WHAT YOU HAVE TO DO: Duplicate the part of the forum thread about Sasha from "please take a" up to and including "Still listed there.".

# Franklin, TN, f b/t, overbred/emaciated stray, in temp home



## RunShepherdRun (Oct 5, 2009)

Today on How You Can Help - KY_CENTRAL 'Panic Button'
Since she is in a temp home and not (yet) in a pound, she could even go on a paid transport.

*Franklin, TN: Desperate plea for help *

************************************************************************************
*







POSTED 7/31

**Someone in upper TN found an emaciated female German Shepherd Dog. From the looks of this poor baby, she has been overbred and malnourished for a VERY long time. They are calling her Sasha. 

If you can help Sasha, please call (859) 907-5498*


----------



## Anja1Blue (Feb 27, 2008)

Yet another starving girl - I've lost count of how many have been on this forum recently. I'm glad she is safe for now, but :help: for Sasha....
_____________________________________
Susan

Anja SchH3 GSD
Conor GSD
Blue BH WH T1 GSD - waiting at the Bridge


----------



## mcgwnlynn (Sep 20, 2009)

please take a look at the photo enlarged....this girl is beautiful !!!!!!!!!!


----------



## RunShepherdRun (Oct 5, 2009)

Since she is posted on KY Central / SOS I doubt she is safe. 
Still listed there.


----------



## RunShepherdRun (Oct 5, 2009)

still listed


----------



## RunShepherdRun (Oct 5, 2009)

still listed
SITUATIONS REQUIRING IMMEDIATE ATTENTION - KY_CENTRAL


----------



## Mason05 (Jun 22, 2010)

Bump for pretty Sasha :help:


----------

AVAILABLE DATA:

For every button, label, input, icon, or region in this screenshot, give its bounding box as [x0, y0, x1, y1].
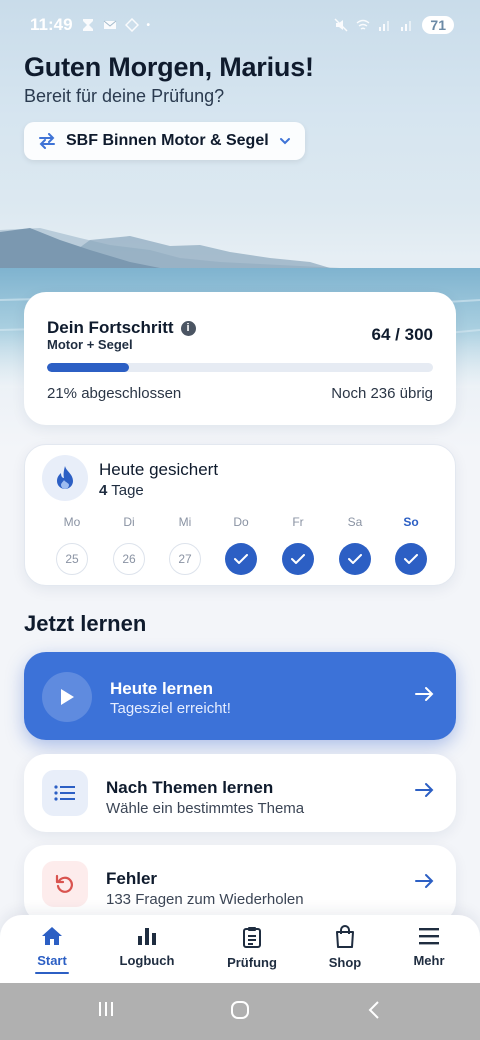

COMPLETE RESPONSE:
please take a look at the photo enlarged....this girl is beautiful !!!!!!!!!!


----------



## RunShepherdRun (Oct 5, 2009)

Since she is posted on KY Central / SOS I doubt she is safe. 
Still listed there.